***** INPUT FOR THIS TASK

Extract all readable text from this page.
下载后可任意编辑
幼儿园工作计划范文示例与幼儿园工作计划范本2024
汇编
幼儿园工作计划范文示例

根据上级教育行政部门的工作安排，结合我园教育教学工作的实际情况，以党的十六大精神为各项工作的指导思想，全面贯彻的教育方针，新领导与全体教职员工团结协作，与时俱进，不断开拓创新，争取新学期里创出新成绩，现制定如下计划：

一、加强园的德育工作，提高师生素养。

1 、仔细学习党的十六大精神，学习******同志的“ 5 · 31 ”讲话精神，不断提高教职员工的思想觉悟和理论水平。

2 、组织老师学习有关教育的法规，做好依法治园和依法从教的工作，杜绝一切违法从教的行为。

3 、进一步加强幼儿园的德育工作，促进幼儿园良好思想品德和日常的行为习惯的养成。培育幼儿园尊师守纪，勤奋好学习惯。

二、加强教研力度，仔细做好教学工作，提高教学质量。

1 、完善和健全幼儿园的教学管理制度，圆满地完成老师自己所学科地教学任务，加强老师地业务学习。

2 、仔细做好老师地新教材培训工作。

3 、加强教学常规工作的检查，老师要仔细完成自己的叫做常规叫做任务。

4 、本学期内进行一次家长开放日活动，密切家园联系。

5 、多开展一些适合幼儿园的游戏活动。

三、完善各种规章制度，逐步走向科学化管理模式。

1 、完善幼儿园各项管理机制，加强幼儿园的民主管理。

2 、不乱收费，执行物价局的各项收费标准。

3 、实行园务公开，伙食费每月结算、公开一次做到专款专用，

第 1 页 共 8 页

**********

**GIVEN REQUEST:**
Recopy the entries above exactly, with every line included.

**WRITTEN RESPONSE:**
Extract all readable text from this page.
下载后可任意编辑
幼儿园工作计划范文示例与幼儿园工作计划范本2024
汇编
幼儿园工作计划范文示例

根据上级教育行政部门的工作安排，结合我园教育教学工作的实际情况，以党的十六大精神为各项工作的指导思想，全面贯彻的教育方针，新领导与全体教职员工团结协作，与时俱进，不断开拓创新，争取新学期里创出新成绩，现制定如下计划：

一、加强园的德育工作，提高师生素养。

1 、仔细学习党的十六大精神，学习******同志的“ 5 · 31 ”讲话精神，不断提高教职员工的思想觉悟和理论水平。

2 、组织老师学习有关教育的法规，做好依法治园和依法从教的工作，杜绝一切违法从教的行为。

3 、进一步加强幼儿园的德育工作，促进幼儿园良好思想品德和日常的行为习惯的养成。培育幼儿园尊师守纪，勤奋好学习惯。

二、加强教研力度，仔细做好教学工作，提高教学质量。

1 、完善和健全幼儿园的教学管理制度，圆满地完成老师自己所学科地教学任务，加强老师地业务学习。

2 、仔细做好老师地新教材培训工作。

3 、加强教学常规工作的检查，老师要仔细完成自己的叫做常规叫做任务。

4 、本学期内进行一次家长开放日活动，密切家园联系。

5 、多开展一些适合幼儿园的游戏活动。

三、完善各种规章制度，逐步走向科学化管理模式。

1 、完善幼儿园各项管理机制，加强幼儿园的民主管理。

2 、不乱收费，执行物价局的各项收费标准。

3 、实行园务公开，伙食费每月结算、公开一次做到专款专用，

第 1 页 共 8 页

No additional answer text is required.